TASK A:
Return the passage on colonial resistance to the Townshend Acts word for word.

___ SUPPLIED PASSAGE ___

The letter is sent to assemblies throughout the colonies and also instructs them on the methods the
Massachusetts general court is using to oppose the Townshend Acts.
In April, England's Secretary of State for the Colonies, Lord Hillsborough, orders colonial
governors to stop their own assemblies from endorsing Adams' circular letter.
By month's end, the assemblies of New Hampshire, Connecticut and New Jersey have endorsed the letter.
In May, a British warship armed with 50 cannons sails into Boston harbor after a call for help from custom
commissioners who are constantly being harassed by Boston agitators. In June, a customs official is locked up
in the cabin of the Liberty, a sloop owned by John Hancock. Imported wine is then unloaded illegally into
Boston without payment of duties. Following this incident, customs officials seize Hancock's sloop. After
threats of violence from Bostonians, the customs officials escape to an island off Boston, then request
the intervention of British troops.
In August, in Boston and New York, merchants agree to boycott most British goods until the
Townshend Acts are repealed. In September, at a town meeting in Boston, residents are urged to arm
themselves. Later in September, English warships sail into Boston Harbor, then two regiments of
English infantry land in Boston and set up permanent residence to keep order.
1769
In March, merchants in Philadelphia join the boycott of British trade goods. In May, a set of resolutions
written by George Mason is presented by George Washington to the Virginia House of Burgesses.

___

TASK B:
Output every line of the entries below as a numbered list, leaving out any blank lines.

___ DATASET CONTENT ___

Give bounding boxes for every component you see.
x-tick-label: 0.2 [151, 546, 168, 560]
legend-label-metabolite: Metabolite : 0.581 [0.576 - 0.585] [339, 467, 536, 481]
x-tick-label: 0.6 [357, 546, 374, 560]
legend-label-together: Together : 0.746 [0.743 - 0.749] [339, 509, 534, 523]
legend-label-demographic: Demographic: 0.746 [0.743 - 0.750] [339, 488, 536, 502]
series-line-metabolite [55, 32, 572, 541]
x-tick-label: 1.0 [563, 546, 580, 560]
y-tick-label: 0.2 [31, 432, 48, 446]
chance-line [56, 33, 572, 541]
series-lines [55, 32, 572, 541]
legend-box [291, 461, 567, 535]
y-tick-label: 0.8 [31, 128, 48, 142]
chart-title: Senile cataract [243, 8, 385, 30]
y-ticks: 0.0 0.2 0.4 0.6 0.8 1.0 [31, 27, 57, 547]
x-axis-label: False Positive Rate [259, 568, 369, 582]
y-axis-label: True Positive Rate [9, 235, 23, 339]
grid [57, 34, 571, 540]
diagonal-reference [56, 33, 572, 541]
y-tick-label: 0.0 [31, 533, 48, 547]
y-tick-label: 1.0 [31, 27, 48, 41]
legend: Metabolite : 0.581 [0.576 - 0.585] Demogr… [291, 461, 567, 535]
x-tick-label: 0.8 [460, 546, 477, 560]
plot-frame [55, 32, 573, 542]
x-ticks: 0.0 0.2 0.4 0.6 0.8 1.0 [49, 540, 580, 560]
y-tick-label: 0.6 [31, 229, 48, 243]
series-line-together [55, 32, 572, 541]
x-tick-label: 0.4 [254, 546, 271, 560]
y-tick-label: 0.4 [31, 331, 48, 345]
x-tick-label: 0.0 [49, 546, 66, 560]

___

RESULT A:
The letter is sent to assemblies throughout the colonies and also instructs them on the methods the
Massachusetts general court is using to oppose the Townshend Acts.
In April, England's Secretary of State for the Colonies, Lord Hillsborough, orders colonial
governors to stop their own assemblies from endorsing Adams' circular letter.
By month's end, the assemblies of New Hampshire, Connecticut and New Jersey have endorsed the letter.
In May, a British warship armed with 50 cannons sails into Boston harbor after a call for help from custom
commissioners who are constantly being harassed by Boston agitators. In June, a customs official is locked up
in the cabin of the Liberty, a sloop owned by John Hancock. Imported wine is then unloaded illegally into
Boston without payment of duties. Following this incident, customs officials seize Hancock's sloop. After
threats of violence from Bostonians, the customs officials escape to an island off Boston, then request
the intervention of British troops.
In August, in Boston and New York, merchants agree to boycott most British goods until the
Townshend Acts are repealed. In September, at a town meeting in Boston, residents are urged to arm
themselves. Later in September, English warships sail into Boston Harbor, then two regiments of
English infantry land in Boston and set up permanent residence to keep order.
1769
In March, merchants in Philadelphia join the boycott of British trade goods. In May, a set of resolutions
written by George Mason is presented by George Washington to the Virginia House of Burgesses.

RESULT B:
1. Give bounding boxes for every component you see.
2. x-tick-label: 0.2 [151, 546, 168, 560]
3. legend-label-metabolite: Metabolite : 0.581 [0.576 - 0.585] [339, 467, 536, 481]
4. x-tick-label: 0.6 [357, 546, 374, 560]
5. legend-label-together: Together : 0.746 [0.743 - 0.749] [339, 509, 534, 523]
6. legend-label-demographic: Demographic: 0.746 [0.743 - 0.750] [339, 488, 536, 502]
7. series-line-metabolite [55, 32, 572, 541]
8. x-tick-label: 1.0 [563, 546, 580, 560]
9. y-tick-label: 0.2 [31, 432, 48, 446]
10. chance-line [56, 33, 572, 541]
11. series-lines [55, 32, 572, 541]
12. legend-box [291, 461, 567, 535]
13. y-tick-label: 0.8 [31, 128, 48, 142]
14. chart-title: Senile cataract [243, 8, 385, 30]
15. y-ticks: 0.0 0.2 0.4 0.6 0.8 1.0 [31, 27, 57, 547]
16. x-axis-label: False Positive Rate [259, 568, 369, 582]
17. y-axis-label: True Positive Rate [9, 235, 23, 339]
18. grid [57, 34, 571, 540]
19. diagonal-reference [56, 33, 572, 541]
20. y-tick-label: 0.0 [31, 533, 48, 547]
21. y-tick-label: 1.0 [31, 27, 48, 41]
22. legend: Metabolite : 0.581 [0.576 - 0.585] Demogr… [291, 461, 567, 535]
23. x-tick-label: 0.8 [460, 546, 477, 560]
24. plot-frame [55, 32, 573, 542]
25. x-ticks: 0.0 0.2 0.4 0.6 0.8 1.0 [49, 540, 580, 560]
26. y-tick-label: 0.6 [31, 229, 48, 243]
27. series-line-together [55, 32, 572, 541]
28. x-tick-label: 0.4 [254, 546, 271, 560]
29. y-tick-label: 0.4 [31, 331, 48, 345]
30. x-tick-label: 0.0 [49, 546, 66, 560]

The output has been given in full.